Skip the images and copy each record exactly as written.

[SUPPLIED RECORDS]:
++++++++

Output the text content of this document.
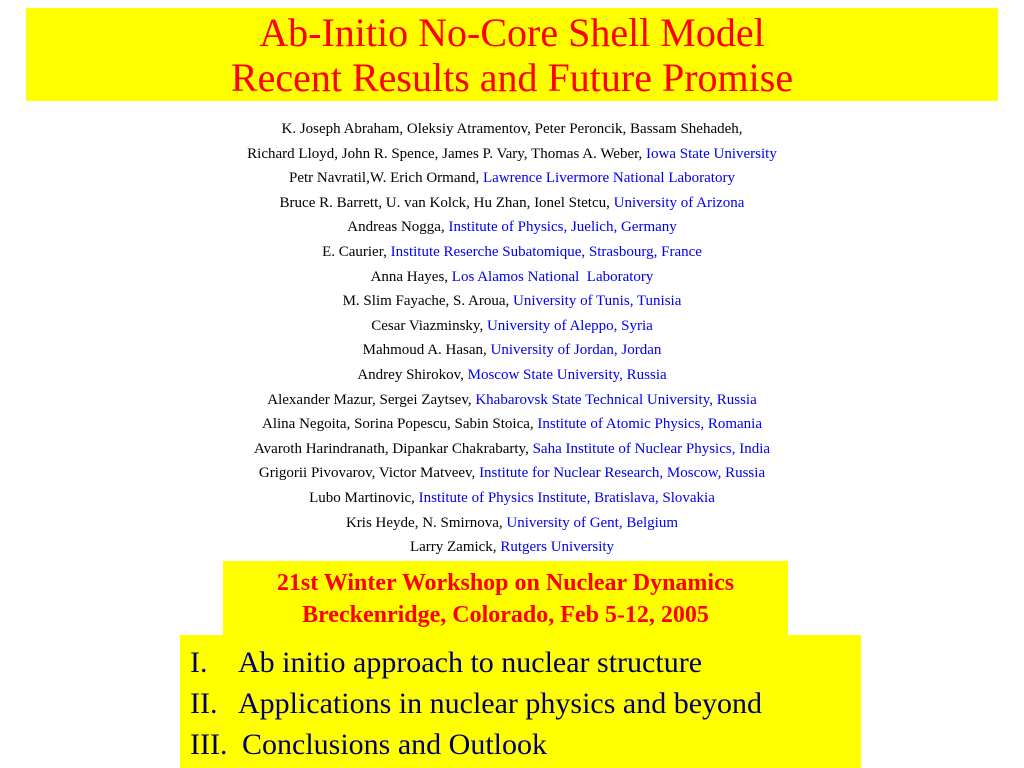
Ab-Initio No-Core Shell Model
Recent Results and Future Promise
K. Joseph Abraham, Oleksiy Atramentov, Peter Peroncik, Bassam Shehadeh,
Richard Lloyd, John R. Spence, James P. Vary, Thomas A. Weber, Iowa State University
Petr Navratil,W. Erich Ormand, Lawrence Livermore National Laboratory
Bruce R. Barrett, U. van Kolck, Hu Zhan, Ionel Stetcu, University of Arizona
Andreas Nogga, Institute of Physics, Juelich, Germany
E. Caurier, Institute Reserche Subatomique, Strasbourg, France
Anna Hayes, Los Alamos National  Laboratory
M. Slim Fayache, S. Aroua, University of Tunis, Tunisia
Cesar Viazminsky, University of Aleppo, Syria
Mahmoud A. Hasan, University of Jordan, Jordan
Andrey Shirokov, Moscow State University, Russia
Alexander Mazur, Sergei Zaytsev, Khabarovsk State Technical University, Russia
Alina Negoita, Sorina Popescu, Sabin Stoica, Institute of Atomic Physics, Romania
Avaroth Harindranath, Dipankar Chakrabarty, Saha Institute of Nuclear Physics, India
Grigorii Pivovarov, Victor Matveev, Institute for Nuclear Research, Moscow, Russia
Lubo Martinovic, Institute of Physics Institute, Bratislava, Slovakia
Kris Heyde, N. Smirnova, University of Gent, Belgium
Larry Zamick, Rutgers University
21st Winter Workshop on Nuclear Dynamics
Breckenridge, Colorado, Feb 5-12, 2005
I. Ab initio approach to nuclear structure
II. Applications in nuclear physics and beyond
III. Conclusions and Outlook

++++++++

[RESULT OF THE TASK]:
Output the text content of this document.
Ab-Initio No-Core Shell Model
Recent Results and Future Promise
K. Joseph Abraham, Oleksiy Atramentov, Peter Peroncik, Bassam Shehadeh,
Richard Lloyd, John R. Spence, James P. Vary, Thomas A. Weber, Iowa State University
Petr Navratil,W. Erich Ormand, Lawrence Livermore National Laboratory
Bruce R. Barrett, U. van Kolck, Hu Zhan, Ionel Stetcu, University of Arizona
Andreas Nogga, Institute of Physics, Juelich, Germany
E. Caurier, Institute Reserche Subatomique, Strasbourg, France
Anna Hayes, Los Alamos National  Laboratory
M. Slim Fayache, S. Aroua, University of Tunis, Tunisia
Cesar Viazminsky, University of Aleppo, Syria
Mahmoud A. Hasan, University of Jordan, Jordan
Andrey Shirokov, Moscow State University, Russia
Alexander Mazur, Sergei Zaytsev, Khabarovsk State Technical University, Russia
Alina Negoita, Sorina Popescu, Sabin Stoica, Institute of Atomic Physics, Romania
Avaroth Harindranath, Dipankar Chakrabarty, Saha Institute of Nuclear Physics, India
Grigorii Pivovarov, Victor Matveev, Institute for Nuclear Research, Moscow, Russia
Lubo Martinovic, Institute of Physics Institute, Bratislava, Slovakia
Kris Heyde, N. Smirnova, University of Gent, Belgium
Larry Zamick, Rutgers University
21st Winter Workshop on Nuclear Dynamics
Breckenridge, Colorado, Feb 5-12, 2005
I. Ab initio approach to nuclear structure
II. Applications in nuclear physics and beyond
III. Conclusions and Outlook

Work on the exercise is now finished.